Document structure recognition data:
************

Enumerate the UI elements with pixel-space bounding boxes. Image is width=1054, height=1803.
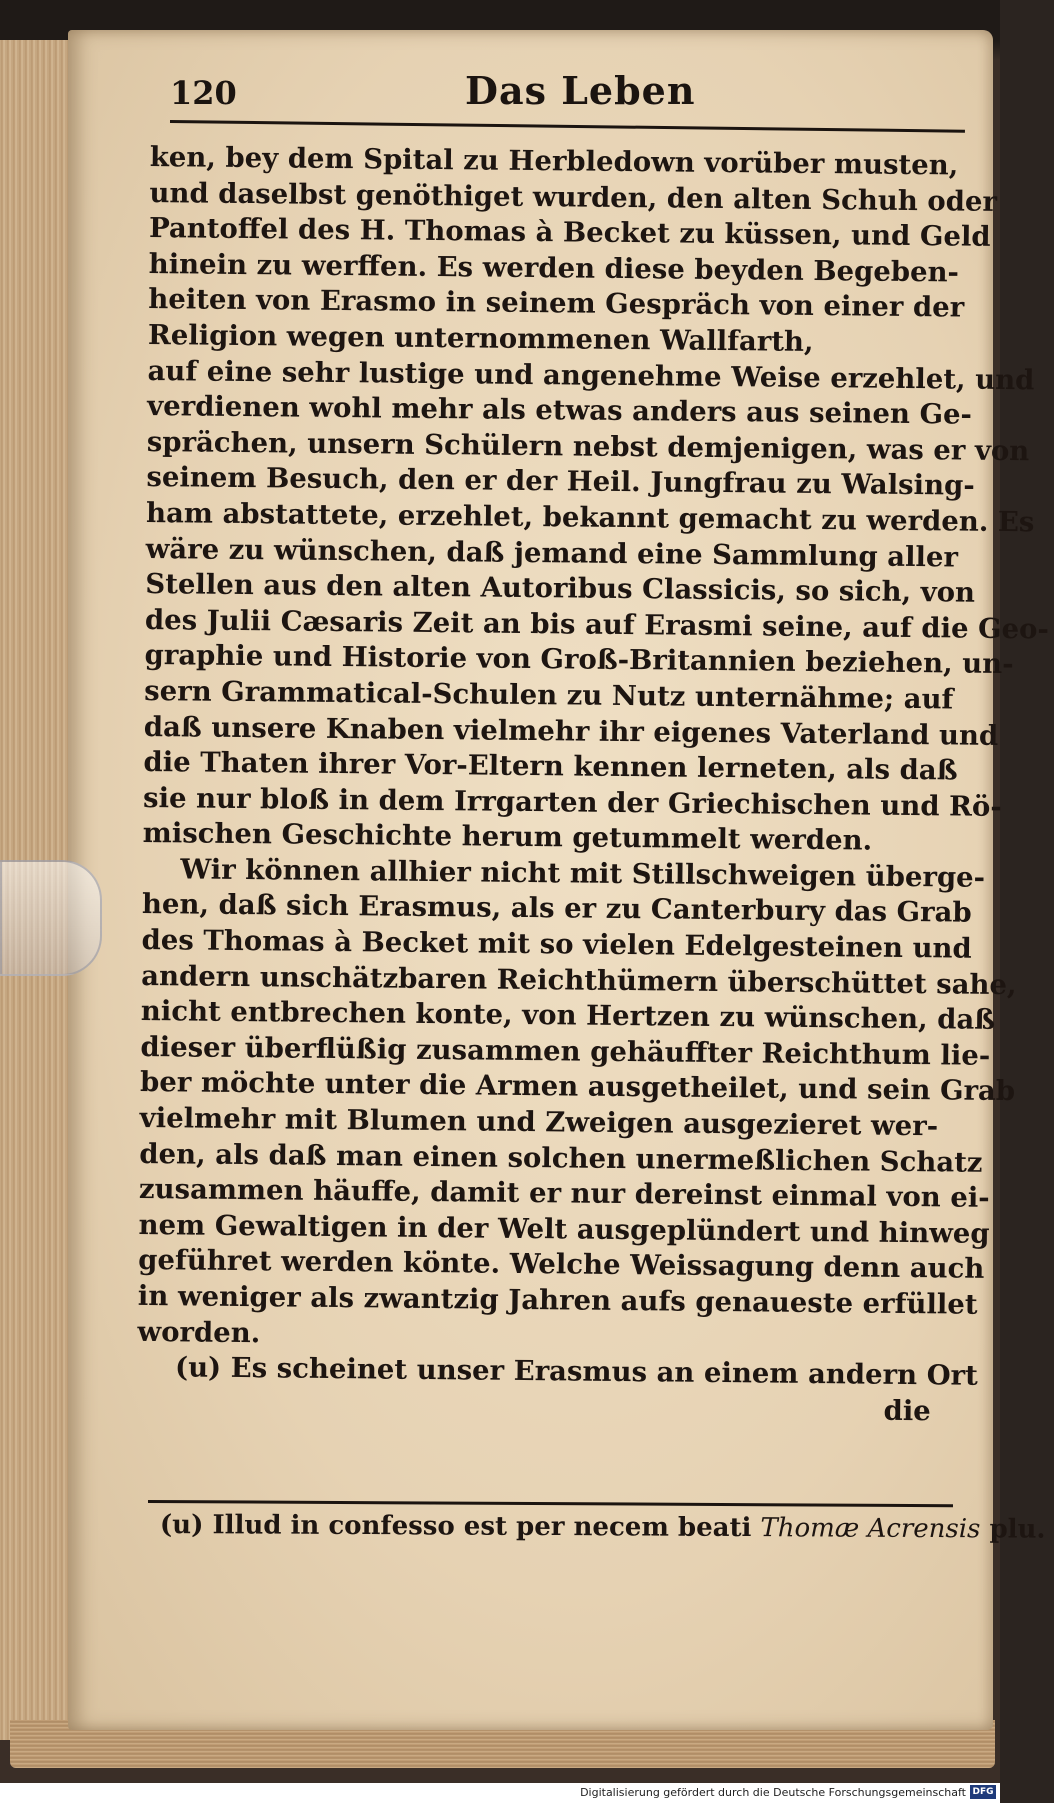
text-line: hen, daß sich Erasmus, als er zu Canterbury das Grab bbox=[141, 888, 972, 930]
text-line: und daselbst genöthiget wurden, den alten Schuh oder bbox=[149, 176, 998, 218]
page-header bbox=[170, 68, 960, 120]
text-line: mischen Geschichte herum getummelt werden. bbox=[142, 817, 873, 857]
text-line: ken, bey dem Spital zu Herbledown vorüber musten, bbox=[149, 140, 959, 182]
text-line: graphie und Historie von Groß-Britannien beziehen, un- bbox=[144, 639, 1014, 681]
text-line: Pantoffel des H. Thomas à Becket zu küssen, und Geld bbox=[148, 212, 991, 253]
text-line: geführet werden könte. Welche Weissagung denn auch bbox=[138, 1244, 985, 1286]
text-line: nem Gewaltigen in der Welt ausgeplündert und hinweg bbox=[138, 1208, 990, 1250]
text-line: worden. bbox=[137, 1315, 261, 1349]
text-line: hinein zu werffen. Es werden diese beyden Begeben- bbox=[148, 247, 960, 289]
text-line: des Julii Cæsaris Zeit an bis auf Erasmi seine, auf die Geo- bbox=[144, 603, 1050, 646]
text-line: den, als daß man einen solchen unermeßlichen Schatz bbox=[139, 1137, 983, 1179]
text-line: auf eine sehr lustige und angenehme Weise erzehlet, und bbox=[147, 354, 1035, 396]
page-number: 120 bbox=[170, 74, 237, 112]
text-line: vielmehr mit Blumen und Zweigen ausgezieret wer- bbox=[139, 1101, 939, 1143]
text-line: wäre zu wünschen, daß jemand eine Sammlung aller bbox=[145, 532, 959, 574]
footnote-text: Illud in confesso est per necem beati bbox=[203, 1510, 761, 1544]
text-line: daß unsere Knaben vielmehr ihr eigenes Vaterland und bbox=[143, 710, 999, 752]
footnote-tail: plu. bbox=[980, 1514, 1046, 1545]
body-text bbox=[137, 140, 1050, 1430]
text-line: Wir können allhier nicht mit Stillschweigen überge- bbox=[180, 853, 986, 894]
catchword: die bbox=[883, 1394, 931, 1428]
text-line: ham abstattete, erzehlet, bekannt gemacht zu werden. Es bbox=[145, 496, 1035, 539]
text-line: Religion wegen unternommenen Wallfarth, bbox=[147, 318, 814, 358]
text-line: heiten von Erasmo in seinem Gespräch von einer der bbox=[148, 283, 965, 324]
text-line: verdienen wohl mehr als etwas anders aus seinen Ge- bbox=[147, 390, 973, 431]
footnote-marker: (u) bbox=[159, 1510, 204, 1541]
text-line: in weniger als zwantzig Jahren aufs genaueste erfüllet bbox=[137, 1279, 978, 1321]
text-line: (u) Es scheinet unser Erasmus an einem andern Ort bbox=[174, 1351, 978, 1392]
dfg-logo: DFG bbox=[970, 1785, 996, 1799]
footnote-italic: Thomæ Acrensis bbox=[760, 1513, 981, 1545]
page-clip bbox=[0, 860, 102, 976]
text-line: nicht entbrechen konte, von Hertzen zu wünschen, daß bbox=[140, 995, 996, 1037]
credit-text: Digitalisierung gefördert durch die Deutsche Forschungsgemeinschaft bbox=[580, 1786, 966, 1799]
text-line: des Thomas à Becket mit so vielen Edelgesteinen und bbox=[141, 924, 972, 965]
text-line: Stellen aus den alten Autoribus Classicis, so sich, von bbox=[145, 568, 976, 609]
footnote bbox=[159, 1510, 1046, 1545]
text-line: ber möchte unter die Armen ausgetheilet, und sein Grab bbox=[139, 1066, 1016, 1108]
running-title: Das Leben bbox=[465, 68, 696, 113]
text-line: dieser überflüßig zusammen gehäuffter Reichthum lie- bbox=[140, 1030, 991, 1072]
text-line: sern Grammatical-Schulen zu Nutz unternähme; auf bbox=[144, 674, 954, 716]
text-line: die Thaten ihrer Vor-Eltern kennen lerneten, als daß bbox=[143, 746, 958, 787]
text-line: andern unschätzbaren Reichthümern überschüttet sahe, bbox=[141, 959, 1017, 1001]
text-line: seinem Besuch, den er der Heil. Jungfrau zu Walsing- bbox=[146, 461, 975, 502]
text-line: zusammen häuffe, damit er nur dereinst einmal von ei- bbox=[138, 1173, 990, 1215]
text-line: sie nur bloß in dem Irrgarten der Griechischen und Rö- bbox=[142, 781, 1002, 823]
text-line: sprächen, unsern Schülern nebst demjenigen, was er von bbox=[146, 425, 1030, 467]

************

_Prompt_
Where a line in the records above contains the word "erzehlet", copy that line.

_Solution to this exercise_
text-line: auf eine sehr lustige und angenehme Weise erzehlet, und bbox=[147, 354, 1035, 396]
text-line: ham abstattete, erzehlet, bekannt gemacht zu werden. Es bbox=[145, 496, 1035, 539]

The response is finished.